------ Provided records

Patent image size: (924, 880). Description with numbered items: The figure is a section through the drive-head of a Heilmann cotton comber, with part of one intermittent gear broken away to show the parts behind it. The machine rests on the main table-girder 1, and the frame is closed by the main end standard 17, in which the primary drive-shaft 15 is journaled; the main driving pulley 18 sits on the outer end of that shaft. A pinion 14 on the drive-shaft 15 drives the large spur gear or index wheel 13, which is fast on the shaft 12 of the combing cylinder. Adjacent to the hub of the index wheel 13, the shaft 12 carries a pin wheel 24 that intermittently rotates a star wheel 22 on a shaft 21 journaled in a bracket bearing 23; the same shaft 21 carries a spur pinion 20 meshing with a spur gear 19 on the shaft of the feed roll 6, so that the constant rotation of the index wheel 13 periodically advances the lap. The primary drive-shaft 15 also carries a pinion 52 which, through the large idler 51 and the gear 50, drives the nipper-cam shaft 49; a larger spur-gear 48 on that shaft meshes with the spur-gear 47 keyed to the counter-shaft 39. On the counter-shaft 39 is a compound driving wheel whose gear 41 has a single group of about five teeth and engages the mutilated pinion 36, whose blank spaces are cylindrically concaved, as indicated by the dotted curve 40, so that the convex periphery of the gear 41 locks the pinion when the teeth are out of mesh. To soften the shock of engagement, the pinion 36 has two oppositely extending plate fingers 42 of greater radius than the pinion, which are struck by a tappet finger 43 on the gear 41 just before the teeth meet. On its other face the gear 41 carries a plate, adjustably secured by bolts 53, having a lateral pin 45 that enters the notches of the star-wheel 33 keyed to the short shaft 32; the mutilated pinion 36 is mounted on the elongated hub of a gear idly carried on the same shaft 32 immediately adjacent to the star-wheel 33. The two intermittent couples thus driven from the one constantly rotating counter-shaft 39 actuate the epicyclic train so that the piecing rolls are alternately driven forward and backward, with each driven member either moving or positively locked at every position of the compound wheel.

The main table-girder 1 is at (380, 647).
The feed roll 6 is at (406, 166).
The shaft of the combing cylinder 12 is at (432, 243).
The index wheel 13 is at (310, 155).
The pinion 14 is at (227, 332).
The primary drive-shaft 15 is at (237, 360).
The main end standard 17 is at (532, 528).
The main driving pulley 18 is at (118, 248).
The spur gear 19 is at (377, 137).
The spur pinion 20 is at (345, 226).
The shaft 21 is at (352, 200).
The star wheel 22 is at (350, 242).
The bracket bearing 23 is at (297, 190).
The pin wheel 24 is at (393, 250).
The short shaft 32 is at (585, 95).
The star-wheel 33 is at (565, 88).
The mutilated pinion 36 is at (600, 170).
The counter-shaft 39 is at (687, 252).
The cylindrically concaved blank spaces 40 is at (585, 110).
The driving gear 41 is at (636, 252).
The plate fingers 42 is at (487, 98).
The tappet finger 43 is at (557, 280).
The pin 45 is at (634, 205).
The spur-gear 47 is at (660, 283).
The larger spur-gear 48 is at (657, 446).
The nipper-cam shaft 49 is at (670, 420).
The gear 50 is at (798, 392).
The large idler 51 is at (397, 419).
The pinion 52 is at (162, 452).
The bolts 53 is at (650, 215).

------------
------ Provided records

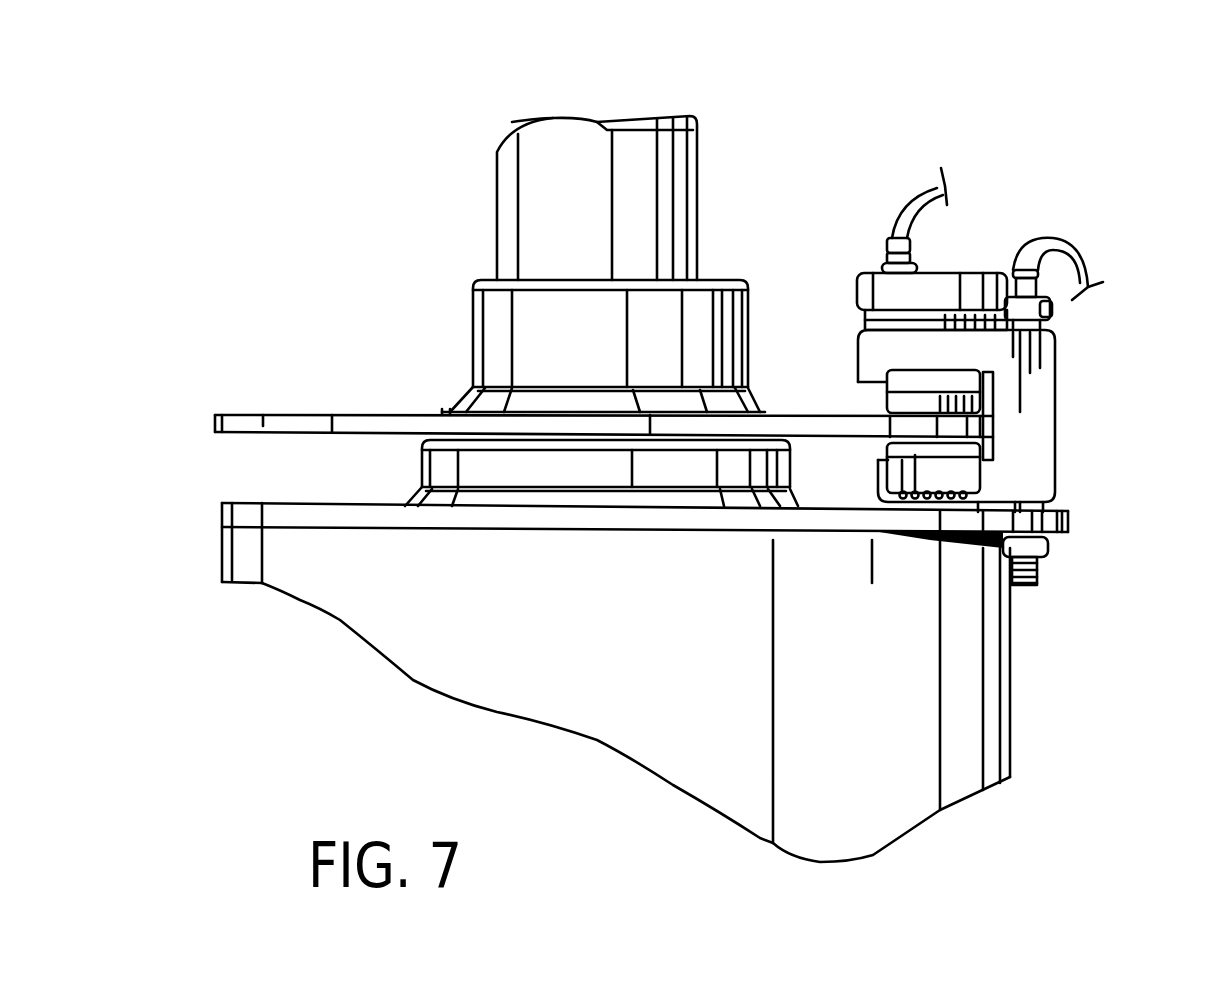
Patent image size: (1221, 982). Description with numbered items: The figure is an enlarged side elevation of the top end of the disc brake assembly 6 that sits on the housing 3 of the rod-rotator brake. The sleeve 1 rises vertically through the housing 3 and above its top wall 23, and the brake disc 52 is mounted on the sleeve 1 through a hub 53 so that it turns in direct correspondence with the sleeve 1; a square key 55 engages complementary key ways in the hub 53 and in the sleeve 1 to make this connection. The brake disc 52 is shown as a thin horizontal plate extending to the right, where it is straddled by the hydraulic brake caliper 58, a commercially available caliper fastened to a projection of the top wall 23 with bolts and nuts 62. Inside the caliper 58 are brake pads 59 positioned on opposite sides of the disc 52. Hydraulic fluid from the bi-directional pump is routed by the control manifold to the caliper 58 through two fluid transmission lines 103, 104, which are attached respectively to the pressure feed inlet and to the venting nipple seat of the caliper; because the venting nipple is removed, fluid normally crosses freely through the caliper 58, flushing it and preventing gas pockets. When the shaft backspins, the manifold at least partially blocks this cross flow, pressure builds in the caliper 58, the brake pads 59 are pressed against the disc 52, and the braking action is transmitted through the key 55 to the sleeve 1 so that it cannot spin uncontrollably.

------------

__Instruction__:
Locate every line in the data above that contains the word "elevation" with the same capitalization, and copy each of those lines.

__Exercise response__:
Patent image size: (1221, 982). Description with numbered items: The figure is an enlarged side elevation of the top end of the disc brake assembly 6 that sits on the housing 3 of the rod-rotator brake. The sleeve 1 rises vertically through the housing 3 and above its top wall 23, and the brake disc 52 is mounted on the sleeve 1 through a hub 53 so that it turns in direct correspondence with the sleeve 1; a square key 55 engages complementary key ways in the hub 53 and in the sleeve 1 to make this connection. The brake disc 52 is shown as a thin horizontal plate extending to the right, where it is straddled by the hydraulic brake caliper 58, a commercially available caliper fastened to a projection of the top wall 23 with bolts and nuts 62. Inside the caliper 58 are brake pads 59 positioned on opposite sides of the disc 52. Hydraulic fluid from the bi-directional pump is routed by the control manifold to the caliper 58 through two fluid transmission lines 103, 104, which are attached respectively to the pressure feed inlet and to the venting nipple seat of the caliper; because the venting nipple is removed, fluid normally crosses freely through the caliper 58, flushing it and preventing gas pockets. When the shaft backspins, the manifold at least partially blocks this cross flow, pressure builds in the caliper 58, the brake pads 59 are pressed against the disc 52, and the braking action is transmitted through the key 55 to the sleeve 1 so that it cannot spin uncontrollably.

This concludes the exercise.